— Begin The data —
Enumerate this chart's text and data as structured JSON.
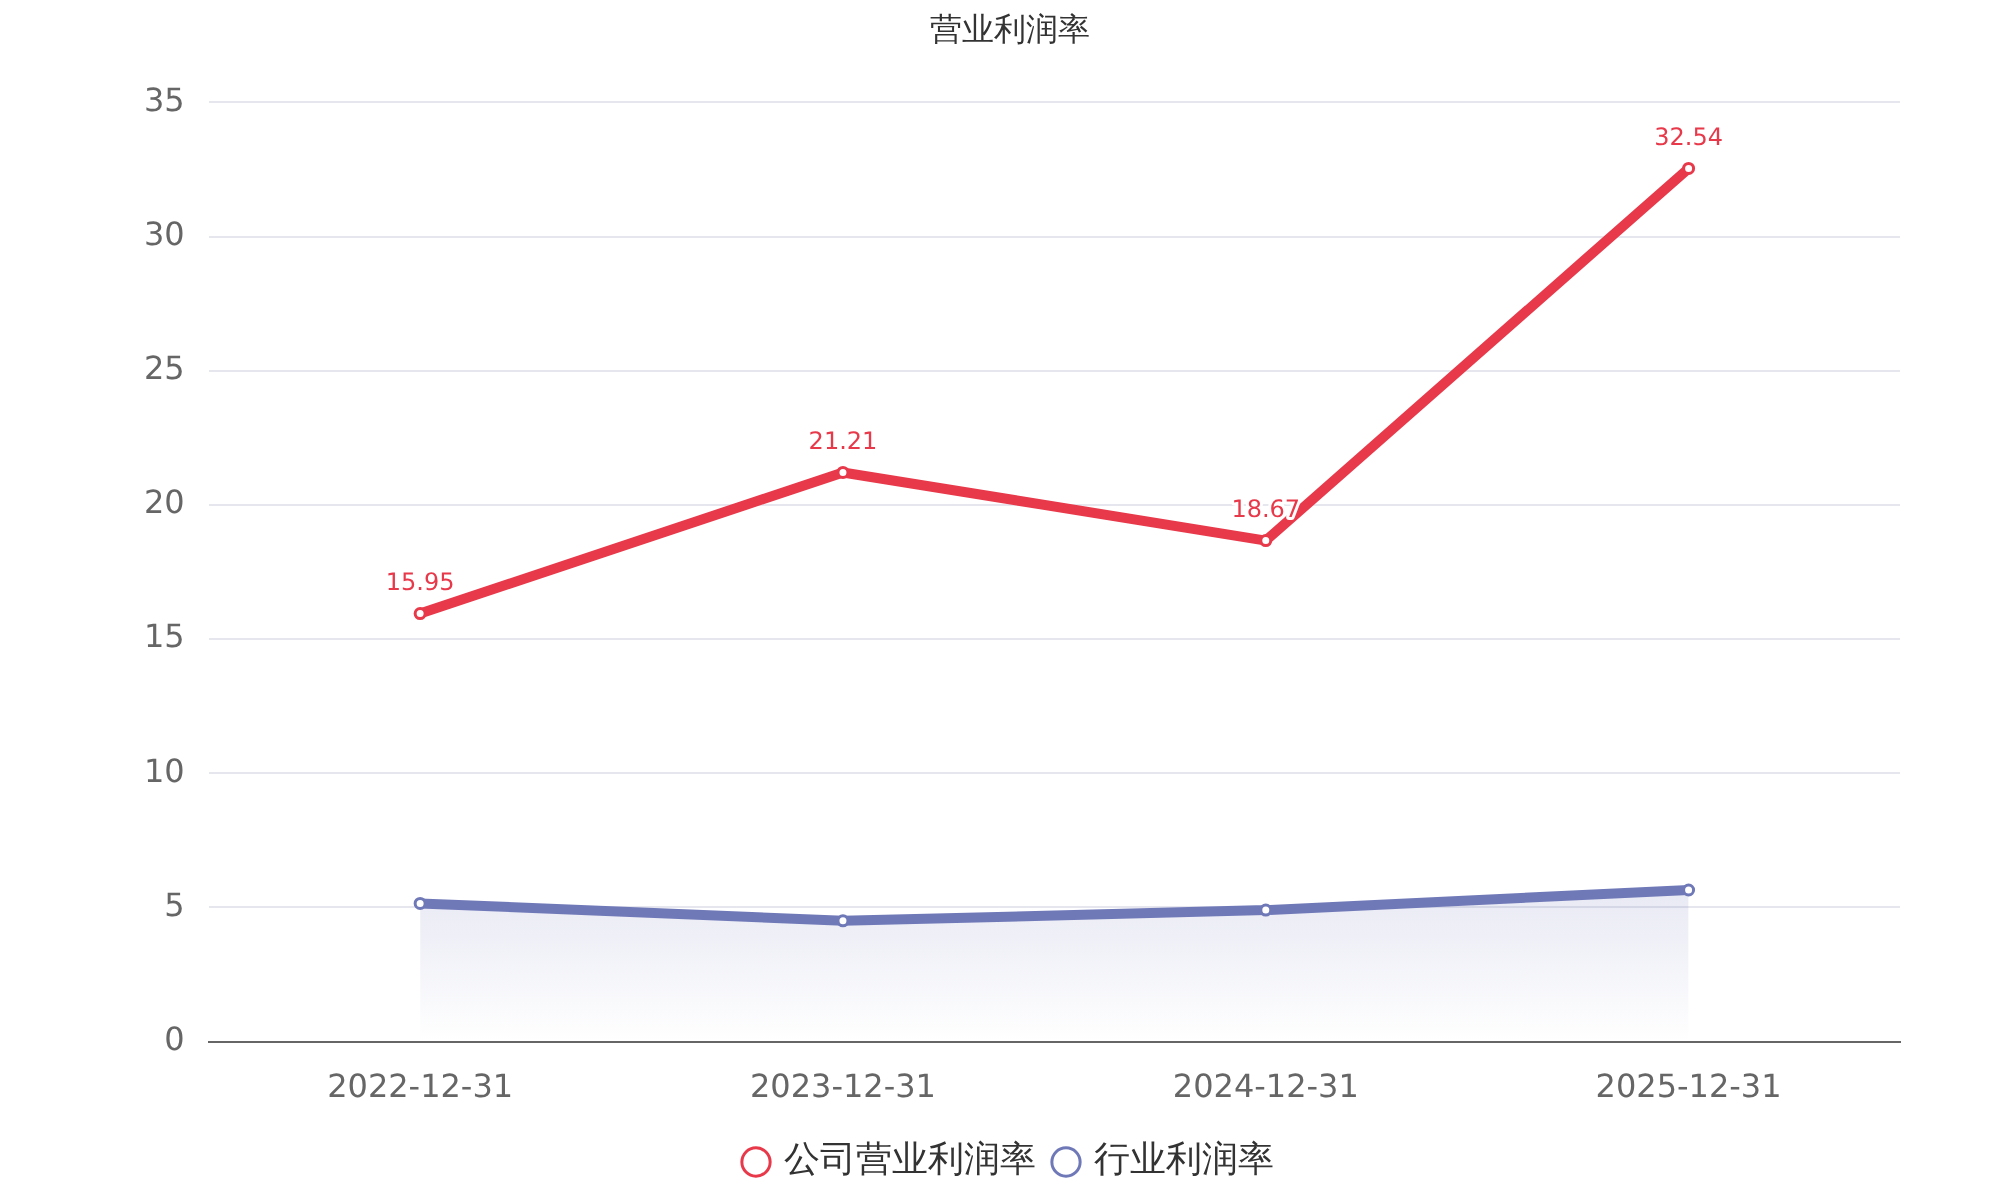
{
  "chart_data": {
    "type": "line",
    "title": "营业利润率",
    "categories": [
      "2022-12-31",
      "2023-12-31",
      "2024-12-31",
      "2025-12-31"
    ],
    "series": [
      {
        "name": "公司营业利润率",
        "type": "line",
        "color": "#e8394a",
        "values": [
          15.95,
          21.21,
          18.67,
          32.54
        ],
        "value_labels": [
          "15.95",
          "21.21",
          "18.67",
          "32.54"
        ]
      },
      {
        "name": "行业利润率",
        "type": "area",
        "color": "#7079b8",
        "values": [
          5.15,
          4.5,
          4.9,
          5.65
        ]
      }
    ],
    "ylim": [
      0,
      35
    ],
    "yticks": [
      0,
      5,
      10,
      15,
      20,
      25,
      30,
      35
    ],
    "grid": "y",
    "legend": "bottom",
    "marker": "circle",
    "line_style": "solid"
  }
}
— End The data —
## Exercise
All the records above need to be given again word for word. Skip the pictures.

## Output of the exercise
Enumerate this chart's text and data as structured JSON.
{
  "chart_data": {
    "type": "line",
    "title": "营业利润率",
    "categories": [
      "2022-12-31",
      "2023-12-31",
      "2024-12-31",
      "2025-12-31"
    ],
    "series": [
      {
        "name": "公司营业利润率",
        "type": "line",
        "color": "#e8394a",
        "values": [
          15.95,
          21.21,
          18.67,
          32.54
        ],
        "value_labels": [
          "15.95",
          "21.21",
          "18.67",
          "32.54"
        ]
      },
      {
        "name": "行业利润率",
        "type": "area",
        "color": "#7079b8",
        "values": [
          5.15,
          4.5,
          4.9,
          5.65
        ]
      }
    ],
    "ylim": [
      0,
      35
    ],
    "yticks": [
      0,
      5,
      10,
      15,
      20,
      25,
      30,
      35
    ],
    "grid": "y",
    "legend": "bottom",
    "marker": "circle",
    "line_style": "solid"
  }
}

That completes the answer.